**WHAT THE EXERCISE ASKS:** Filter the lines below, copying only those with the string "Comer".

[START OF RECORD EXTRACTS]

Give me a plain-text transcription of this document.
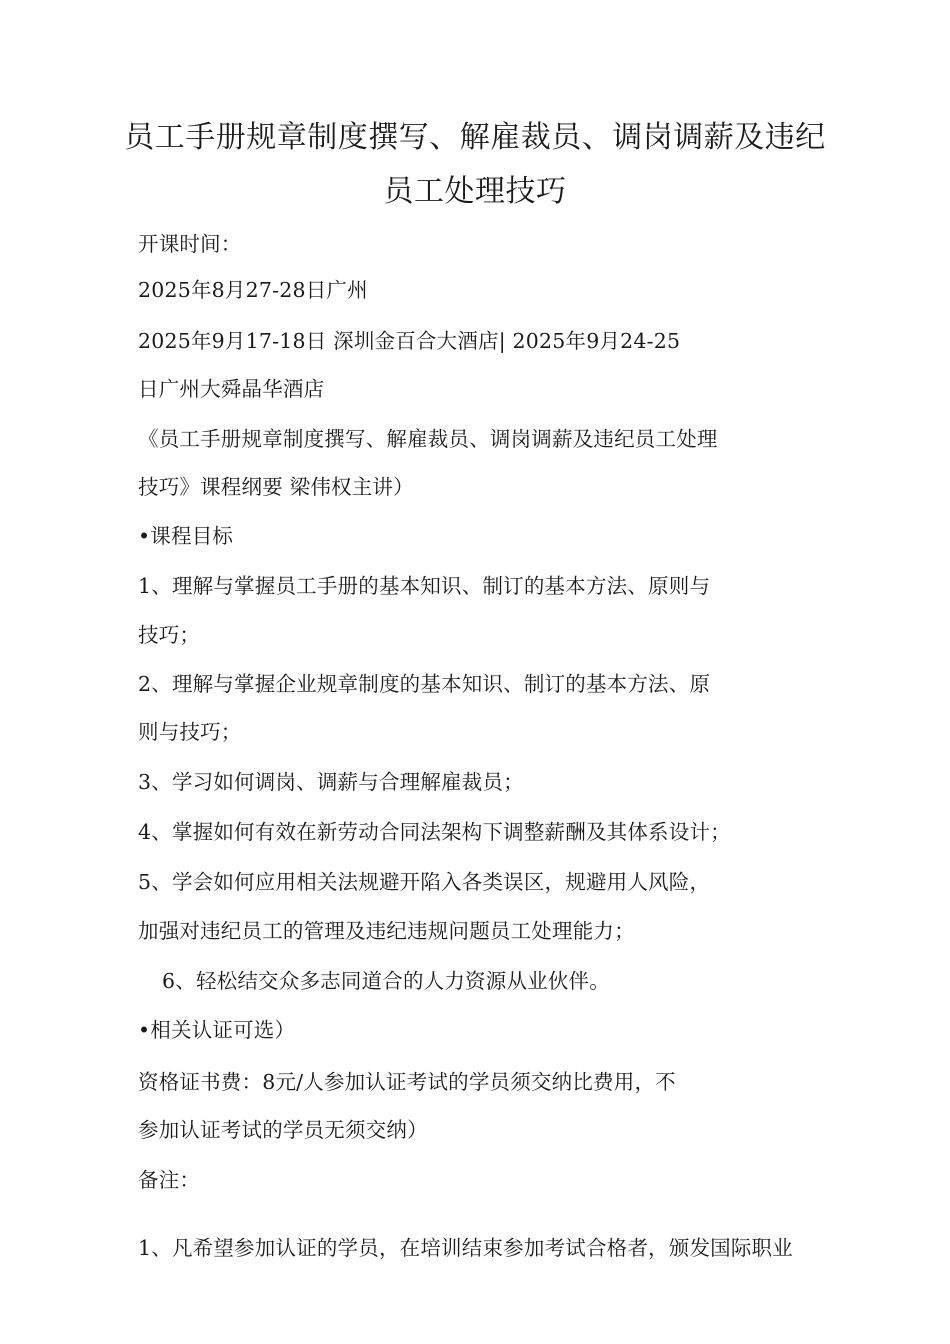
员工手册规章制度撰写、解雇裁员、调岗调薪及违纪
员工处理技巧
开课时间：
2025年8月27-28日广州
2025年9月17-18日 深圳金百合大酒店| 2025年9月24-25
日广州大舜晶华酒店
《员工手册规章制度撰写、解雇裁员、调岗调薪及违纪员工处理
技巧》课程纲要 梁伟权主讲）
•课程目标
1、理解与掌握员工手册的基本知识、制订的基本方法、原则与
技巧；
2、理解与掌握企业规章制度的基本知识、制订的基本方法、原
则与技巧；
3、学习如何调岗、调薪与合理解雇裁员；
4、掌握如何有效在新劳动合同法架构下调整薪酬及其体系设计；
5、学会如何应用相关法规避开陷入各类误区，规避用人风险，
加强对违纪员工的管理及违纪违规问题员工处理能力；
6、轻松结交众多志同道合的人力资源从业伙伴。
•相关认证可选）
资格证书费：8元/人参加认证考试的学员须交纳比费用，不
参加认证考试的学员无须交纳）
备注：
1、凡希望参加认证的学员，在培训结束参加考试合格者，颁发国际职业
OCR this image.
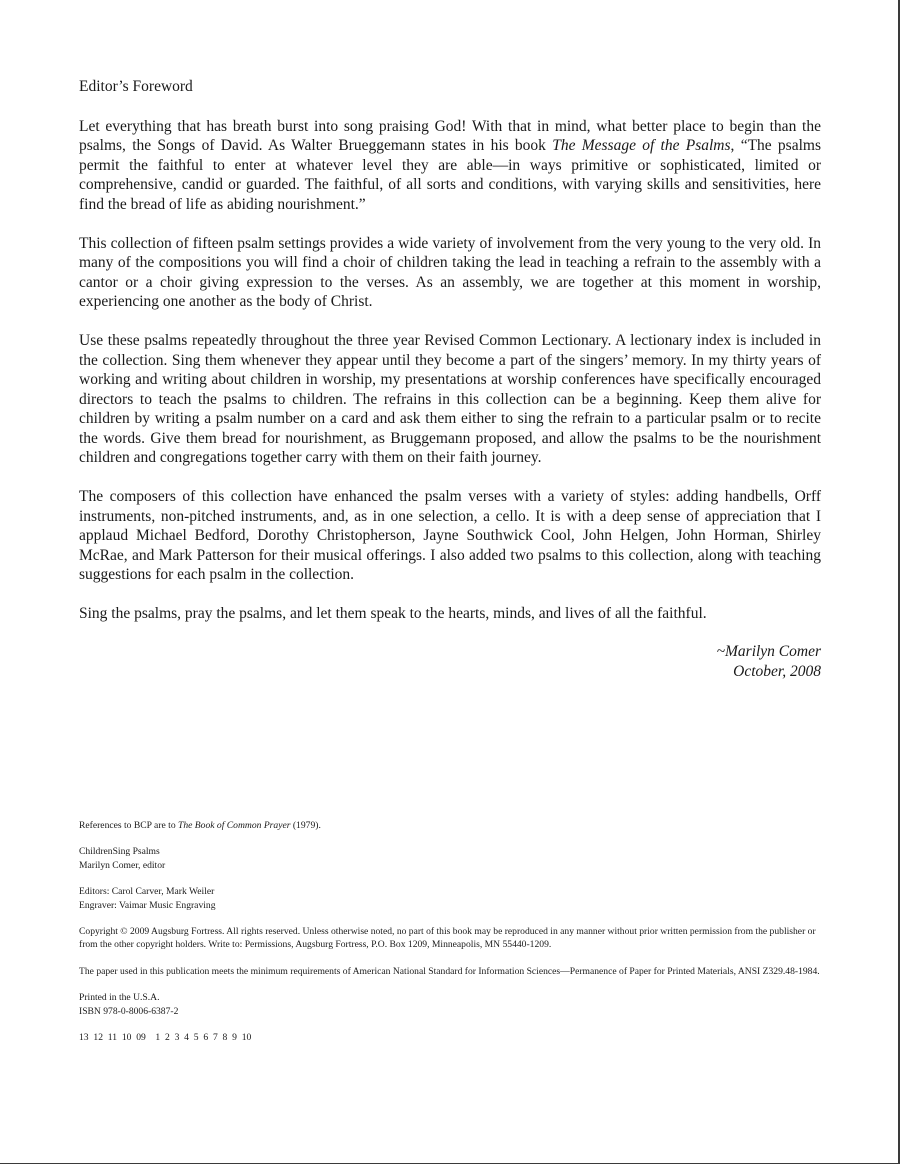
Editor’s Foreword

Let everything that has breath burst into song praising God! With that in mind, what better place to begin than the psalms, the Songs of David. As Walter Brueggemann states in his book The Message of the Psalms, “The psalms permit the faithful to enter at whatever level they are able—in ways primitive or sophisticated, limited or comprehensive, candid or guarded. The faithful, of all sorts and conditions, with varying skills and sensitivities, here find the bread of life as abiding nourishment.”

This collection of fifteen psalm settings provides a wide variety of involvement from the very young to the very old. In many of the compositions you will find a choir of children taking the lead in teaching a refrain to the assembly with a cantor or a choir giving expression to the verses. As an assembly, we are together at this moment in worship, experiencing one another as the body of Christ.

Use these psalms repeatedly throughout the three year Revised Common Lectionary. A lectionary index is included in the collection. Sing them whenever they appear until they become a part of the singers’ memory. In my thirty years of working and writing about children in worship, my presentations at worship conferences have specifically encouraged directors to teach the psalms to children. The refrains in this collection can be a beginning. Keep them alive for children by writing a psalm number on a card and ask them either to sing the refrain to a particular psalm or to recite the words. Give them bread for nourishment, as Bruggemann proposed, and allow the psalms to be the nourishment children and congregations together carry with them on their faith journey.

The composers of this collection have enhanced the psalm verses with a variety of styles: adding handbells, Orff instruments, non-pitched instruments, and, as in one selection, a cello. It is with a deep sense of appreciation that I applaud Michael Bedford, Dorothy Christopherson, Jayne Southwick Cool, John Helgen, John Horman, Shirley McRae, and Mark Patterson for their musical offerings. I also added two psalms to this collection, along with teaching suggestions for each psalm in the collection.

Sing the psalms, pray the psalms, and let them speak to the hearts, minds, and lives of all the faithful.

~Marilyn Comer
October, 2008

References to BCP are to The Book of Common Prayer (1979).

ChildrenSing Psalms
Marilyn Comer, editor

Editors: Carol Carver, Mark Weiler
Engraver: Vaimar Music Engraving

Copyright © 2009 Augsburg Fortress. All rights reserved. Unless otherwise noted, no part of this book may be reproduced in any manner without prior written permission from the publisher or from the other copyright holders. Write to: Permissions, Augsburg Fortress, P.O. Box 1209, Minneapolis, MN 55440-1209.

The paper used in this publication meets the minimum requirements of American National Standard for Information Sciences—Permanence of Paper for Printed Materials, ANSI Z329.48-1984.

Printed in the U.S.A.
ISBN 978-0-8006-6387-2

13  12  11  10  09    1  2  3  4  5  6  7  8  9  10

[END OF RECORD EXTRACTS]

**CORRECT ANSWER:**
~Marilyn Comer
Marilyn Comer, editor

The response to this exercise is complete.